Page:
A law may also be impliedly repealed on account of disuse over an extended period of time. This is referred to as the ‘doctrine of desuetude’. A law is repealed by the application of this doctrine if two elements are established: (i) the law has not been in operation for a considerable period of time; and (ii) a contrary practice has evolved over time. The mere neglect of a law is insufficient to attract the doctrine.[4] While this principle has been recognised by courts, it has never been applied in India.

Appearance in Official Databases

India Code Portal

The India Code Portal is a digital repository for all Central, State and Union Territory laws and their subordinate legislation that are in force. However, the website has not been updated since 2020.

'Repealed Acts' page on the India Code Portal,

Website of the Legislative Department, Ministry of Law and Justice

The website of the Legislative Department of the Ministry of Law and Justice has a page documenting action taken by the Government to repeal redundant and obsolete laws in accordance with the recommendations of the Law Commission of India. It also contains the Repealing and Amending Acts routinely passed by the Parliament in order to effect repeals of several laws at a time.

It identifies action taken with respect to Report Nos. 248 to 251, although subsequent Reports have also recommended the repeal of laws.[5]

'Repeal of Redundant and Obsolete Laws' page on the website of the Legislative Department, Ministry of Law and Justice

Research that Engages with Repeal

Report of the Ramanujam Committee

The Ramanujam Committee, constituted by the Prime Minister’s Office in 2014, was tasked with the identification of laws that ought to be repealed on account of redundancy or obsolescence. The Committee submitted its report in 2015, and identified 1,741 laws for repeal, and 55 laws for repeal and re-enactment.

Old is Not Always Gold- A Case Study on Repealing Old Statutes[12]

The report, submitted to the NITI Aayog, identifies obsolete laws that remain to be repealed even after the enactment of the Repealing and Amending Act, 2015 and the Repealing and Amending (Second) Act, 2015 in pursuance of the Report of the Ramanujam Committee. It identifies over 750 laws on the Centre’s subjects that should be repealed. It also notes that State legislatures must repeal over 300 Central laws that govern State subjects specified in List II of the Schedule VII of the Constitution.

It also identifies the efforts of the Kerala Law Reforms Commission and the Rajasthan Laws Repealing Act, 2015 for the repeal of redundant and obsolete laws at the State level.

Given material:
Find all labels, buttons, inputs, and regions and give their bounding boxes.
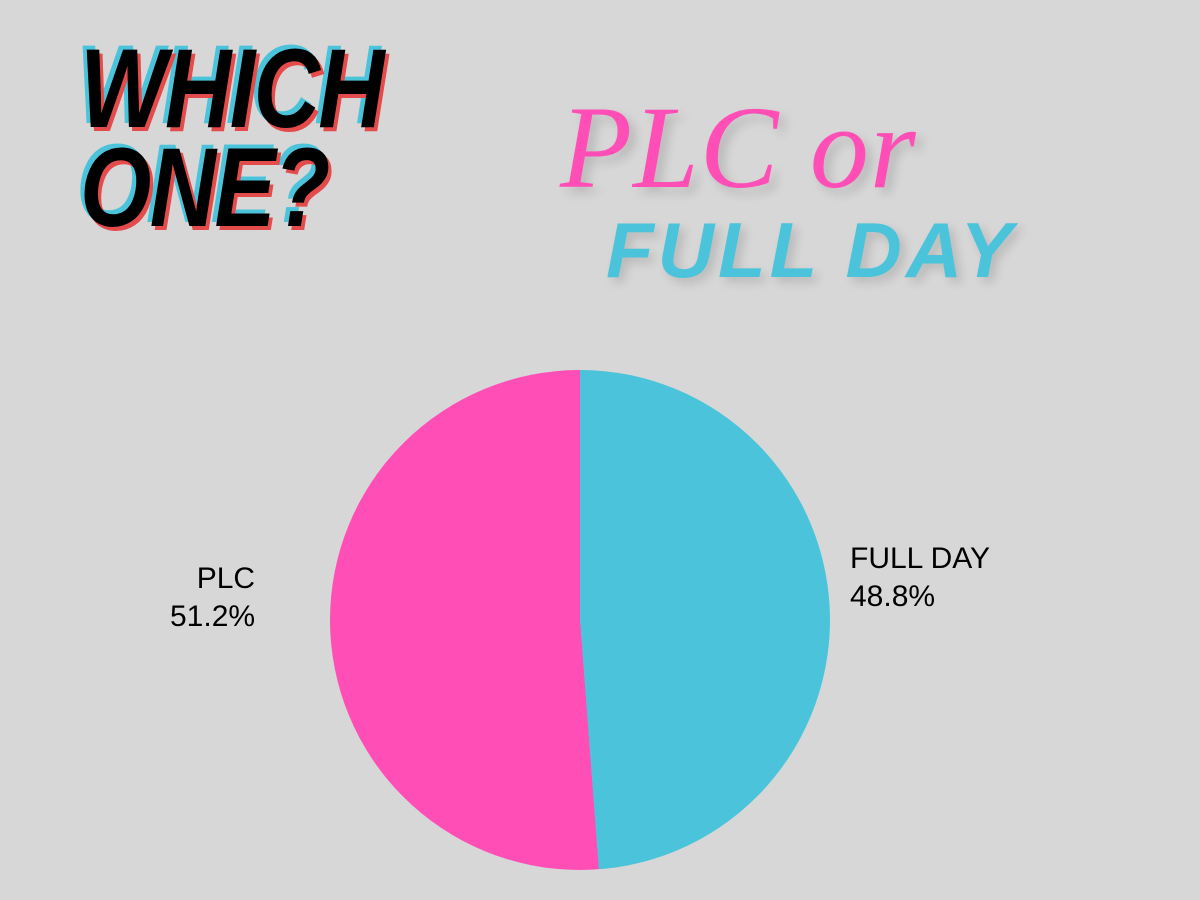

What you are asked to do: Can you carry the piece on repealing laws in India further, starting right after its final sentence?

Final answer:
DAKSH- Single Source of Laws

This white paper emphasises the need to repeal redundant and obsolete legislations to create clarity regarding the laws in force. It notes that the over-legislation and the existence of overlapping and contradictory legislation makes it difficult to ascertain the extent to which the doctrine of implied repeal applies, and also creates difficulties in the dissemination of legal information.

Centre for Civil Society- Repeal of Law Tracker

The ‘Repeal of 100 Laws’ project was initiated to identify redundant and obsolete laws that ought to be repealed. Since then, a significant number of laws identified were repealed.

International Experiences


The Federal Register of Legislation is an official database that documents all Australian legislation. It allows the user to search for laws both in and not in force, with the latter including repealed laws.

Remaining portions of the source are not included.